** Lines of data **
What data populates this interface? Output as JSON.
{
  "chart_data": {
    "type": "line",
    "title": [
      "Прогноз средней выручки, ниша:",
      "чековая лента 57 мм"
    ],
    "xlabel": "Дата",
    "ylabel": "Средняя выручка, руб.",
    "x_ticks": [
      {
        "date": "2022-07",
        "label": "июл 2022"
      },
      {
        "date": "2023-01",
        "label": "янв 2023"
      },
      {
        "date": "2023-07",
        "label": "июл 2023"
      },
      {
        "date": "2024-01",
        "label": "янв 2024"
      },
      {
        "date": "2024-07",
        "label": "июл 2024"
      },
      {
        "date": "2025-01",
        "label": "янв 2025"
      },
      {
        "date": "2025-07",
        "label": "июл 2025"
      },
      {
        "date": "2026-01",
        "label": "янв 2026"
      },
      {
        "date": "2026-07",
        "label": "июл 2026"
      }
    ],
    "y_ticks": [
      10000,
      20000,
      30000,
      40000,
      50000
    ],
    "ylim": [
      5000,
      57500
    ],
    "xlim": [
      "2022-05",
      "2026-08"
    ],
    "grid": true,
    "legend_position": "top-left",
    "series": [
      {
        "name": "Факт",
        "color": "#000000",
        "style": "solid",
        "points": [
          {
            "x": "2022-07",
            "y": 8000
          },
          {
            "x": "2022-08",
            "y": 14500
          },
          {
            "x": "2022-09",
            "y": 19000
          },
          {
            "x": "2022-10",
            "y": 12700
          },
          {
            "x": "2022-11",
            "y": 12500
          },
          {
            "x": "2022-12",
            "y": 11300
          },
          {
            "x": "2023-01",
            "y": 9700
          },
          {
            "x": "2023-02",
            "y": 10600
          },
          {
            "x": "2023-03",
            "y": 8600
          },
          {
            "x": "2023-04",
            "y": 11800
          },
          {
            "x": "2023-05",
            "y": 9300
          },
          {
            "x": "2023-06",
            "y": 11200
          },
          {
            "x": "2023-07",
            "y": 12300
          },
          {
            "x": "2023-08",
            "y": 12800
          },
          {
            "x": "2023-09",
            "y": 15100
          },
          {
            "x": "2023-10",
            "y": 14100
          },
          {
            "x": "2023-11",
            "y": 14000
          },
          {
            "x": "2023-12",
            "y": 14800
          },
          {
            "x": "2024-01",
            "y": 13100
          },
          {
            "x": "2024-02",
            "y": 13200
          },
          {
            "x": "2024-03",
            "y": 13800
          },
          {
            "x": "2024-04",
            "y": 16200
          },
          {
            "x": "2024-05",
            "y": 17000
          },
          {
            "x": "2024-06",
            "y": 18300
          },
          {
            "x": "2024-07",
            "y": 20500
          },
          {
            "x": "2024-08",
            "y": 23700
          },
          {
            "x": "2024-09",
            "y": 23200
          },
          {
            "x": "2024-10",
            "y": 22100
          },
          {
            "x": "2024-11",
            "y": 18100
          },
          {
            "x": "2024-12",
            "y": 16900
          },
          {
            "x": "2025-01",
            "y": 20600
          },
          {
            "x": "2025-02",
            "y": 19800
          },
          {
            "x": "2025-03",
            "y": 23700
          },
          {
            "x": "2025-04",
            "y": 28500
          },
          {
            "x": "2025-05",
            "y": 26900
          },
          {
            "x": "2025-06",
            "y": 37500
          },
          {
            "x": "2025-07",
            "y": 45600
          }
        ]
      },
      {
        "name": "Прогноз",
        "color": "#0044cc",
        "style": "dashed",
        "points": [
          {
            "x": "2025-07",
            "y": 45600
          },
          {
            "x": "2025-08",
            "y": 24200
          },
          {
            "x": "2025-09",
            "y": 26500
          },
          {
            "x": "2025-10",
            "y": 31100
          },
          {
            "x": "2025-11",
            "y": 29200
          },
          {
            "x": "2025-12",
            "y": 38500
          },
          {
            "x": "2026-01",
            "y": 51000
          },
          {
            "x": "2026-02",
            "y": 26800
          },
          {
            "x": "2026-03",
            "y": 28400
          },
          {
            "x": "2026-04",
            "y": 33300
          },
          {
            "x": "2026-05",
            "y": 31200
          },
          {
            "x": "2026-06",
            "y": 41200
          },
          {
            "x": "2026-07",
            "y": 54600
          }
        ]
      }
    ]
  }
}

** Set problem **
Please output the entries above, every line exactly as it reads.

** Solution to this exercise **
What data populates this interface? Output as JSON.
{
  "chart_data": {
    "type": "line",
    "title": [
      "Прогноз средней выручки, ниша:",
      "чековая лента 57 мм"
    ],
    "xlabel": "Дата",
    "ylabel": "Средняя выручка, руб.",
    "x_ticks": [
      {
        "date": "2022-07",
        "label": "июл 2022"
      },
      {
        "date": "2023-01",
        "label": "янв 2023"
      },
      {
        "date": "2023-07",
        "label": "июл 2023"
      },
      {
        "date": "2024-01",
        "label": "янв 2024"
      },
      {
        "date": "2024-07",
        "label": "июл 2024"
      },
      {
        "date": "2025-01",
        "label": "янв 2025"
      },
      {
        "date": "2025-07",
        "label": "июл 2025"
      },
      {
        "date": "2026-01",
        "label": "янв 2026"
      },
      {
        "date": "2026-07",
        "label": "июл 2026"
      }
    ],
    "y_ticks": [
      10000,
      20000,
      30000,
      40000,
      50000
    ],
    "ylim": [
      5000,
      57500
    ],
    "xlim": [
      "2022-05",
      "2026-08"
    ],
    "grid": true,
    "legend_position": "top-left",
    "series": [
      {
        "name": "Факт",
        "color": "#000000",
        "style": "solid",
        "points": [
          {
            "x": "2022-07",
            "y": 8000
          },
          {
            "x": "2022-08",
            "y": 14500
          },
          {
            "x": "2022-09",
            "y": 19000
          },
          {
            "x": "2022-10",
            "y": 12700
          },
          {
            "x": "2022-11",
            "y": 12500
          },
          {
            "x": "2022-12",
            "y": 11300
          },
          {
            "x": "2023-01",
            "y": 9700
          },
          {
            "x": "2023-02",
            "y": 10600
          },
          {
            "x": "2023-03",
            "y": 8600
          },
          {
            "x": "2023-04",
            "y": 11800
          },
          {
            "x": "2023-05",
            "y": 9300
          },
          {
            "x": "2023-06",
            "y": 11200
          },
          {
            "x": "2023-07",
            "y": 12300
          },
          {
            "x": "2023-08",
            "y": 12800
          },
          {
            "x": "2023-09",
            "y": 15100
          },
          {
            "x": "2023-10",
            "y": 14100
          },
          {
            "x": "2023-11",
            "y": 14000
          },
          {
            "x": "2023-12",
            "y": 14800
          },
          {
            "x": "2024-01",
            "y": 13100
          },
          {
            "x": "2024-02",
            "y": 13200
          },
          {
            "x": "2024-03",
            "y": 13800
          },
          {
            "x": "2024-04",
            "y": 16200
          },
          {
            "x": "2024-05",
            "y": 17000
          },
          {
            "x": "2024-06",
            "y": 18300
          },
          {
            "x": "2024-07",
            "y": 20500
          },
          {
            "x": "2024-08",
            "y": 23700
          },
          {
            "x": "2024-09",
            "y": 23200
          },
          {
            "x": "2024-10",
            "y": 22100
          },
          {
            "x": "2024-11",
            "y": 18100
          },
          {
            "x": "2024-12",
            "y": 16900
          },
          {
            "x": "2025-01",
            "y": 20600
          },
          {
            "x": "2025-02",
            "y": 19800
          },
          {
            "x": "2025-03",
            "y": 23700
          },
          {
            "x": "2025-04",
            "y": 28500
          },
          {
            "x": "2025-05",
            "y": 26900
          },
          {
            "x": "2025-06",
            "y": 37500
          },
          {
            "x": "2025-07",
            "y": 45600
          }
        ]
      },
      {
        "name": "Прогноз",
        "color": "#0044cc",
        "style": "dashed",
        "points": [
          {
            "x": "2025-07",
            "y": 45600
          },
          {
            "x": "2025-08",
            "y": 24200
          },
          {
            "x": "2025-09",
            "y": 26500
          },
          {
            "x": "2025-10",
            "y": 31100
          },
          {
            "x": "2025-11",
            "y": 29200
          },
          {
            "x": "2025-12",
            "y": 38500
          },
          {
            "x": "2026-01",
            "y": 51000
          },
          {
            "x": "2026-02",
            "y": 26800
          },
          {
            "x": "2026-03",
            "y": 28400
          },
          {
            "x": "2026-04",
            "y": 33300
          },
          {
            "x": "2026-05",
            "y": 31200
          },
          {
            "x": "2026-06",
            "y": 41200
          },
          {
            "x": "2026-07",
            "y": 54600
          }
        ]
      }
    ]
  }
}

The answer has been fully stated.